**PROBLEM:** Return the entries below verbatim. Pictures stay out.

**STORED DATA:**
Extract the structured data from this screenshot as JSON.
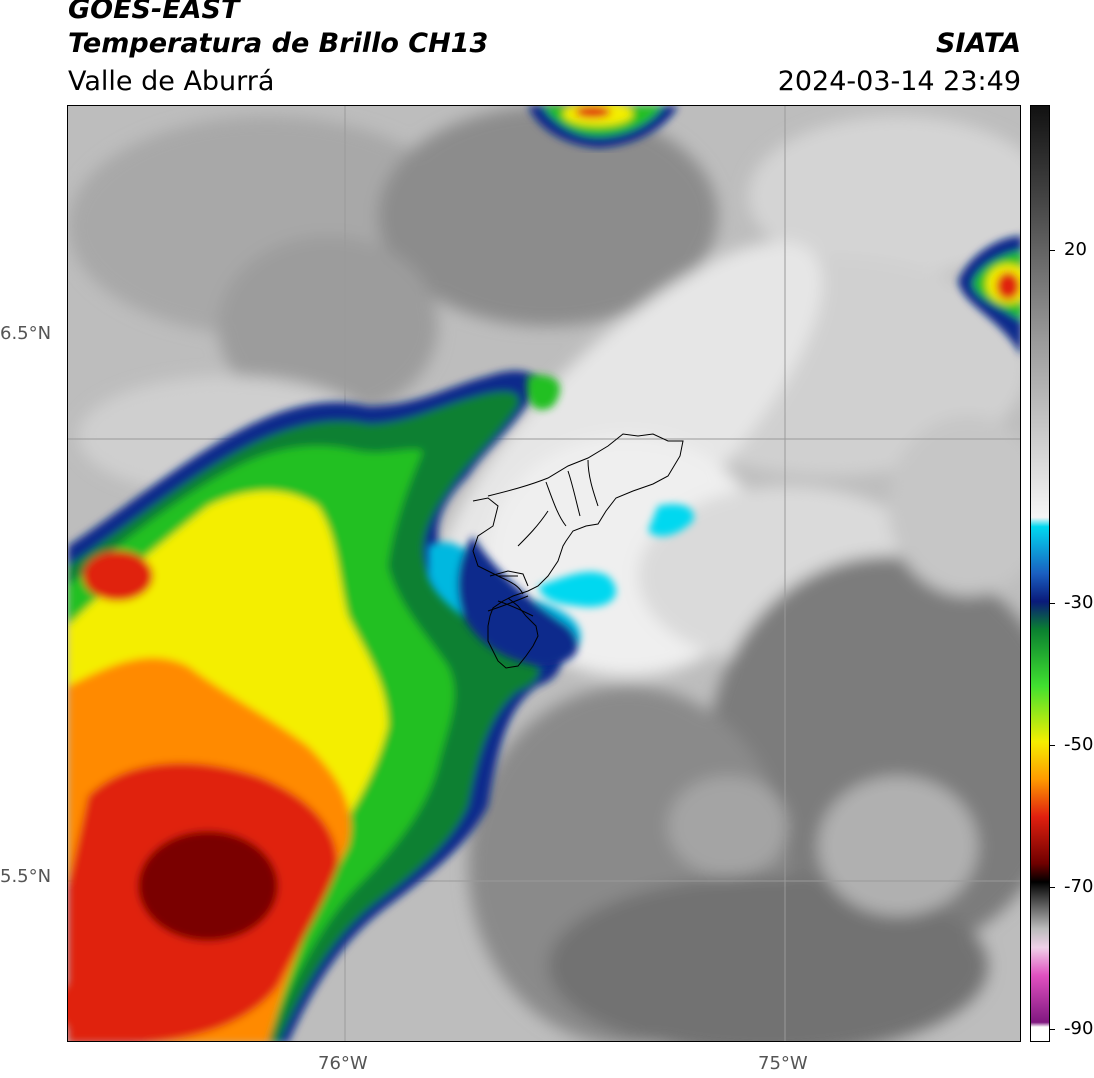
{
  "title": {
    "line1": "GOES-EAST",
    "line2": "Temperatura de Brillo CH13",
    "line3": "Valle de Aburrá",
    "org": "SIATA",
    "datetime": "2024-03-14 23:49"
  },
  "axes": {
    "lat_labels": [
      "6.5°N",
      "5.5°N"
    ],
    "lon_labels": [
      "76°W",
      "75°W"
    ]
  },
  "colorbar": {
    "ticks": [
      "20",
      "-30",
      "-50",
      "-70",
      "-90"
    ],
    "colors": {
      "cold_dark_red": "#7a0000",
      "red": "#e0200f",
      "orange": "#ff8a00",
      "yellow": "#f4ee00",
      "green": "#22c020",
      "dark_green": "#0a8030",
      "navy": "#0a2a8c",
      "cyan": "#00d8f0",
      "light_gray": "#f0f0f0",
      "dark_gray": "#6e6e6e",
      "magenta": "#e050c0"
    }
  }
}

**RESULT:**
Extract the structured data from this screenshot as JSON.
{
  "title": {
    "line1": "GOES-EAST",
    "line2": "Temperatura de Brillo CH13",
    "line3": "Valle de Aburrá",
    "org": "SIATA",
    "datetime": "2024-03-14 23:49"
  },
  "axes": {
    "lat_labels": [
      "6.5°N",
      "5.5°N"
    ],
    "lon_labels": [
      "76°W",
      "75°W"
    ]
  },
  "colorbar": {
    "ticks": [
      "20",
      "-30",
      "-50",
      "-70",
      "-90"
    ],
    "colors": {
      "cold_dark_red": "#7a0000",
      "red": "#e0200f",
      "orange": "#ff8a00",
      "yellow": "#f4ee00",
      "green": "#22c020",
      "dark_green": "#0a8030",
      "navy": "#0a2a8c",
      "cyan": "#00d8f0",
      "light_gray": "#f0f0f0",
      "dark_gray": "#6e6e6e",
      "magenta": "#e050c0"
    }
  }
}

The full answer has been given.